● ARBEITSANWEISUNG
Schreib die Zeilen aller folgenden Datensätze Zeichen für Zeichen ab.

===== GEGEBENE DATENSÄTZE =====

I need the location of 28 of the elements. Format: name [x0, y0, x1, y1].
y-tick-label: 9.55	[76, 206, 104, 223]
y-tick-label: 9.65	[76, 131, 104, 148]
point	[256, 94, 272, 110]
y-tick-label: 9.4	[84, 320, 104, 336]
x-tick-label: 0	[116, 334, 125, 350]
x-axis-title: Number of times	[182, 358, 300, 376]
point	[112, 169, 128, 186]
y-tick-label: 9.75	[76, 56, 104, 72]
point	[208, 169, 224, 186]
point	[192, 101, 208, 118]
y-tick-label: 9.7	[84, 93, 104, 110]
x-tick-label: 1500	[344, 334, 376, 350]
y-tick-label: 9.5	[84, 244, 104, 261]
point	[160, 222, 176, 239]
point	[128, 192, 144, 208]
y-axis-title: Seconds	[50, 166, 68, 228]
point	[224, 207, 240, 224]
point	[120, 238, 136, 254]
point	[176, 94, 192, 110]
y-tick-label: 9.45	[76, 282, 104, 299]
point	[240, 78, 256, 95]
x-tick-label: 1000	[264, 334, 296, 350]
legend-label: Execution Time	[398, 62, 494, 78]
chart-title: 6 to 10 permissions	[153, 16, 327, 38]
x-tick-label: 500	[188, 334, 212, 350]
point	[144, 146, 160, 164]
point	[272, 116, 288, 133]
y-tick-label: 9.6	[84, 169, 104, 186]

=====

● ERGEBNIS
I need the location of 28 of the elements. Format: name [x0, y0, x1, y1].
y-tick-label: 9.55	[76, 206, 104, 223]
y-tick-label: 9.65	[76, 131, 104, 148]
point	[256, 94, 272, 110]
y-tick-label: 9.4	[84, 320, 104, 336]
x-tick-label: 0	[116, 334, 125, 350]
x-axis-title: Number of times	[182, 358, 300, 376]
point	[112, 169, 128, 186]
y-tick-label: 9.75	[76, 56, 104, 72]
point	[208, 169, 224, 186]
point	[192, 101, 208, 118]
y-tick-label: 9.7	[84, 93, 104, 110]
x-tick-label: 1500	[344, 334, 376, 350]
y-tick-label: 9.5	[84, 244, 104, 261]
point	[160, 222, 176, 239]
point	[128, 192, 144, 208]
y-axis-title: Seconds	[50, 166, 68, 228]
point	[224, 207, 240, 224]
point	[120, 238, 136, 254]
point	[176, 94, 192, 110]
y-tick-label: 9.45	[76, 282, 104, 299]
point	[240, 78, 256, 95]
x-tick-label: 1000	[264, 334, 296, 350]
legend-label: Execution Time	[398, 62, 494, 78]
chart-title: 6 to 10 permissions	[153, 16, 327, 38]
x-tick-label: 500	[188, 334, 212, 350]
point	[144, 146, 160, 164]
point	[272, 116, 288, 133]
y-tick-label: 9.6	[84, 169, 104, 186]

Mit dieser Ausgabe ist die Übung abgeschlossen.